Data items
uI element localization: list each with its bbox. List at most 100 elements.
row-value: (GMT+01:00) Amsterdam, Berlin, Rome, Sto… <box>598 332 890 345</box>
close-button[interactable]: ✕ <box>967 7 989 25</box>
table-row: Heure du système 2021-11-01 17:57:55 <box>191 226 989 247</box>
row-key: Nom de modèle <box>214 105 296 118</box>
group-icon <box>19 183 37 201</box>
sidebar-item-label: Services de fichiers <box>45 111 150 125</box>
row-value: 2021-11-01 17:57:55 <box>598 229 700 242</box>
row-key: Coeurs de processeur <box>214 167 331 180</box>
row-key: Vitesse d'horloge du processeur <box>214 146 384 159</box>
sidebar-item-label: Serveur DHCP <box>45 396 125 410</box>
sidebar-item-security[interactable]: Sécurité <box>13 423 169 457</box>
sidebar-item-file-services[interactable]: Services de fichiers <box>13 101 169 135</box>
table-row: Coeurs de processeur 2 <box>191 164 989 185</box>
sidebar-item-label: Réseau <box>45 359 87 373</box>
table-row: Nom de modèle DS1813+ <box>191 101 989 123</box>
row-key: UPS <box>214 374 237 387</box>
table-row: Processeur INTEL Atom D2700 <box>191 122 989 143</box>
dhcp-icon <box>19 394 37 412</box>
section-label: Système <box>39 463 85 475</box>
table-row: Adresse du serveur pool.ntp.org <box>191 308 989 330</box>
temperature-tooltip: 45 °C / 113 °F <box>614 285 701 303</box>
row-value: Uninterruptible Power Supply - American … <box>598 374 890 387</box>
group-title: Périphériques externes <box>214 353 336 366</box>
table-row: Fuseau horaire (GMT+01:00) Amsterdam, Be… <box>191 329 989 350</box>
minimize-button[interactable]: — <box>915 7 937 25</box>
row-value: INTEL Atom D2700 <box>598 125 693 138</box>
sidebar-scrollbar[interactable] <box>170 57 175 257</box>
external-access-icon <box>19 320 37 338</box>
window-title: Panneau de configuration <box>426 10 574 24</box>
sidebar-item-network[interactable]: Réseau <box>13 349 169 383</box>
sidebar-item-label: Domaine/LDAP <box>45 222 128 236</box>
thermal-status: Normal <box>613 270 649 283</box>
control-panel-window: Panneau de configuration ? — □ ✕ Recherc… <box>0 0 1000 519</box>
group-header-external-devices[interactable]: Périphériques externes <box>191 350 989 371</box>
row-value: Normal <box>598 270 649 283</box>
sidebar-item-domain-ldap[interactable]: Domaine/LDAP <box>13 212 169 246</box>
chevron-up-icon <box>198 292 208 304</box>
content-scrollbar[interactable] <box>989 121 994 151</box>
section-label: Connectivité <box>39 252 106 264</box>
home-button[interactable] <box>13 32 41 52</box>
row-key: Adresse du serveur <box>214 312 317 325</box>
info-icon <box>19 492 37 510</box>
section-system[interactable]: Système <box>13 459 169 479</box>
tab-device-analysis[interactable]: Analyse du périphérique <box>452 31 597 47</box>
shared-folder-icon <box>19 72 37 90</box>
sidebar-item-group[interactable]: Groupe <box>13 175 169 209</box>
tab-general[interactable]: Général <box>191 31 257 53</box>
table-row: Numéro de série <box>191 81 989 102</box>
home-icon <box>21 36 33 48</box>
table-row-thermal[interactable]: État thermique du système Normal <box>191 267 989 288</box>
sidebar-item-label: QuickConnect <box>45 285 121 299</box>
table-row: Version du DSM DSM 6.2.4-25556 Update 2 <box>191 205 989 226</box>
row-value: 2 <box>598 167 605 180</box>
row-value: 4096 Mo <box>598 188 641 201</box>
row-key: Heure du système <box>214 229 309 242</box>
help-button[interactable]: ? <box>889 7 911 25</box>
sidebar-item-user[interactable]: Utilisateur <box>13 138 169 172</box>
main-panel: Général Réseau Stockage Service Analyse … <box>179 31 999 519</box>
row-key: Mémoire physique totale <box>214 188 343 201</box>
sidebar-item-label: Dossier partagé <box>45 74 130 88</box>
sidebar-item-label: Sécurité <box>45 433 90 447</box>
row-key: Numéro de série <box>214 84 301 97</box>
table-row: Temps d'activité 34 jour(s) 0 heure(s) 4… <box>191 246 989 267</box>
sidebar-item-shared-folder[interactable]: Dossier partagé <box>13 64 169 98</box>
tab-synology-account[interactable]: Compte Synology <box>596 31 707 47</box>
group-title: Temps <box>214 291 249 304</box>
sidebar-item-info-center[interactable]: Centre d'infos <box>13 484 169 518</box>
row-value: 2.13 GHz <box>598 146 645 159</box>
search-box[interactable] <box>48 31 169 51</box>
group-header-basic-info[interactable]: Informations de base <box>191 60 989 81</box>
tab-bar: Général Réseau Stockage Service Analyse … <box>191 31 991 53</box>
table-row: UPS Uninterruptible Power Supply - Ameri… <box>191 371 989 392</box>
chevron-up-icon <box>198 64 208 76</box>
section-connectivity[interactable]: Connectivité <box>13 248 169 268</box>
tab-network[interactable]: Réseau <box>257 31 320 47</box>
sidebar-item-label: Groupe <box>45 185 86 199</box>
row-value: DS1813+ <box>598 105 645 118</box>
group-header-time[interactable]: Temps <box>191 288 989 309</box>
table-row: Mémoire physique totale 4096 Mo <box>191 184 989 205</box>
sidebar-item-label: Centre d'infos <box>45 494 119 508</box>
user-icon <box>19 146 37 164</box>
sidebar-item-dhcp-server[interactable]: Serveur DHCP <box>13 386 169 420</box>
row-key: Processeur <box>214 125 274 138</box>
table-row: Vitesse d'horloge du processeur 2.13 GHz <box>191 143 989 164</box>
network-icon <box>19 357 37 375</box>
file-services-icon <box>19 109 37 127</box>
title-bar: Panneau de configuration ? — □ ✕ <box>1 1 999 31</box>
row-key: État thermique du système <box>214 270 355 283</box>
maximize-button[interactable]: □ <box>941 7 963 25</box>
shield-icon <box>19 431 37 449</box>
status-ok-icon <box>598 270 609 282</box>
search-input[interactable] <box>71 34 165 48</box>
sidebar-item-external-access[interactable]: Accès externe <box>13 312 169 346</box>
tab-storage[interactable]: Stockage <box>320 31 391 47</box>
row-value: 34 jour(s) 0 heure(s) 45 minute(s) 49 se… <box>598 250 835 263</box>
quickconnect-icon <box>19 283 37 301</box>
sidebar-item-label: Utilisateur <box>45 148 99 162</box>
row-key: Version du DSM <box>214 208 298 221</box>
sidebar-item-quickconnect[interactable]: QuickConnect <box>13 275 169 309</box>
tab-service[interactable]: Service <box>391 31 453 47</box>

PROBLEM STATEMENT:
Rewrite the data items above, replacing every "Panneau de configuration" with "Tableau de bord" and leaving everything else unchanged.

TASK RESULT:
uI element localization: list each with its bbox. List at most 100 elements.
row-value: (GMT+01:00) Amsterdam, Berlin, Rome, Sto… <box>598 332 890 345</box>
close-button[interactable]: ✕ <box>967 7 989 25</box>
table-row: Heure du système 2021-11-01 17:57:55 <box>191 226 989 247</box>
row-key: Nom de modèle <box>214 105 296 118</box>
group-icon <box>19 183 37 201</box>
sidebar-item-label: Services de fichiers <box>45 111 150 125</box>
row-value: 2021-11-01 17:57:55 <box>598 229 700 242</box>
row-key: Coeurs de processeur <box>214 167 331 180</box>
row-key: Vitesse d'horloge du processeur <box>214 146 384 159</box>
sidebar-item-label: Serveur DHCP <box>45 396 125 410</box>
sidebar-item-security[interactable]: Sécurité <box>13 423 169 457</box>
sidebar-item-file-services[interactable]: Services de fichiers <box>13 101 169 135</box>
table-row: Coeurs de processeur 2 <box>191 164 989 185</box>
sidebar-item-label: Réseau <box>45 359 87 373</box>
table-row: Nom de modèle DS1813+ <box>191 101 989 123</box>
row-key: UPS <box>214 374 237 387</box>
table-row: Processeur INTEL Atom D2700 <box>191 122 989 143</box>
dhcp-icon <box>19 394 37 412</box>
section-label: Système <box>39 463 85 475</box>
table-row: Adresse du serveur pool.ntp.org <box>191 308 989 330</box>
temperature-tooltip: 45 °C / 113 °F <box>614 285 701 303</box>
row-value: Uninterruptible Power Supply - American … <box>598 374 890 387</box>
group-title: Périphériques externes <box>214 353 336 366</box>
table-row: Fuseau horaire (GMT+01:00) Amsterdam, Be… <box>191 329 989 350</box>
minimize-button[interactable]: — <box>915 7 937 25</box>
row-value: INTEL Atom D2700 <box>598 125 693 138</box>
sidebar-scrollbar[interactable] <box>170 57 175 257</box>
external-access-icon <box>19 320 37 338</box>
window-title: Tableau de bord <box>426 10 574 24</box>
sidebar-item-network[interactable]: Réseau <box>13 349 169 383</box>
sidebar-item-label: Domaine/LDAP <box>45 222 128 236</box>
thermal-status: Normal <box>613 270 649 283</box>
control-panel-window: Tableau de bord ? — □ ✕ Recherc… <box>0 0 1000 519</box>
group-header-external-devices[interactable]: Périphériques externes <box>191 350 989 371</box>
row-value: Normal <box>598 270 649 283</box>
sidebar-item-domain-ldap[interactable]: Domaine/LDAP <box>13 212 169 246</box>
chevron-up-icon <box>198 292 208 304</box>
content-scrollbar[interactable] <box>989 121 994 151</box>
section-label: Connectivité <box>39 252 106 264</box>
home-button[interactable] <box>13 32 41 52</box>
row-key: Adresse du serveur <box>214 312 317 325</box>
info-icon <box>19 492 37 510</box>
section-system[interactable]: Système <box>13 459 169 479</box>
tab-device-analysis[interactable]: Analyse du périphérique <box>452 31 597 47</box>
shared-folder-icon <box>19 72 37 90</box>
sidebar-item-group[interactable]: Groupe <box>13 175 169 209</box>
tab-general[interactable]: Général <box>191 31 257 53</box>
table-row: Numéro de série <box>191 81 989 102</box>
home-icon <box>21 36 33 48</box>
table-row-thermal[interactable]: État thermique du système Normal <box>191 267 989 288</box>
sidebar-item-label: QuickConnect <box>45 285 121 299</box>
table-row: Version du DSM DSM 6.2.4-25556 Update 2 <box>191 205 989 226</box>
row-value: 2 <box>598 167 605 180</box>
row-value: 4096 Mo <box>598 188 641 201</box>
row-key: Heure du système <box>214 229 309 242</box>
help-button[interactable]: ? <box>889 7 911 25</box>
sidebar-item-user[interactable]: Utilisateur <box>13 138 169 172</box>
main-panel: Général Réseau Stockage Service Analyse … <box>179 31 999 519</box>
row-key: Mémoire physique totale <box>214 188 343 201</box>
sidebar-item-label: Dossier partagé <box>45 74 130 88</box>
sidebar-item-label: Sécurité <box>45 433 90 447</box>
row-key: Numéro de série <box>214 84 301 97</box>
table-row: Temps d'activité 34 jour(s) 0 heure(s) 4… <box>191 246 989 267</box>
sidebar-item-shared-folder[interactable]: Dossier partagé <box>13 64 169 98</box>
tab-synology-account[interactable]: Compte Synology <box>596 31 707 47</box>
group-title: Temps <box>214 291 249 304</box>
sidebar-item-info-center[interactable]: Centre d'infos <box>13 484 169 518</box>
row-value: 2.13 GHz <box>598 146 645 159</box>
search-box[interactable] <box>48 31 169 51</box>
group-header-basic-info[interactable]: Informations de base <box>191 60 989 81</box>
tab-bar: Général Réseau Stockage Service Analyse … <box>191 31 991 53</box>
table-row: UPS Uninterruptible Power Supply - Ameri… <box>191 371 989 392</box>
chevron-up-icon <box>198 64 208 76</box>
section-connectivity[interactable]: Connectivité <box>13 248 169 268</box>
tab-network[interactable]: Réseau <box>257 31 320 47</box>
sidebar-item-label: Groupe <box>45 185 86 199</box>
row-value: DS1813+ <box>598 105 645 118</box>
group-header-time[interactable]: Temps <box>191 288 989 309</box>
table-row: Mémoire physique totale 4096 Mo <box>191 184 989 205</box>
sidebar-item-label: Centre d'infos <box>45 494 119 508</box>
user-icon <box>19 146 37 164</box>
sidebar-item-dhcp-server[interactable]: Serveur DHCP <box>13 386 169 420</box>
row-key: Processeur <box>214 125 274 138</box>
table-row: Vitesse d'horloge du processeur 2.13 GHz <box>191 143 989 164</box>
network-icon <box>19 357 37 375</box>
file-services-icon <box>19 109 37 127</box>
title-bar: Tableau de bord ? — □ ✕ <box>1 1 999 31</box>
row-key: État thermique du système <box>214 270 355 283</box>
maximize-button[interactable]: □ <box>941 7 963 25</box>
shield-icon <box>19 431 37 449</box>
status-ok-icon <box>598 270 609 282</box>
search-input[interactable] <box>71 34 165 48</box>
sidebar-item-external-access[interactable]: Accès externe <box>13 312 169 346</box>
tab-storage[interactable]: Stockage <box>320 31 391 47</box>
row-value: 34 jour(s) 0 heure(s) 45 minute(s) 49 se… <box>598 250 835 263</box>
quickconnect-icon <box>19 283 37 301</box>
sidebar-item-label: Utilisateur <box>45 148 99 162</box>
row-key: Version du DSM <box>214 208 298 221</box>
sidebar-item-quickconnect[interactable]: QuickConnect <box>13 275 169 309</box>
tab-service[interactable]: Service <box>391 31 453 47</box>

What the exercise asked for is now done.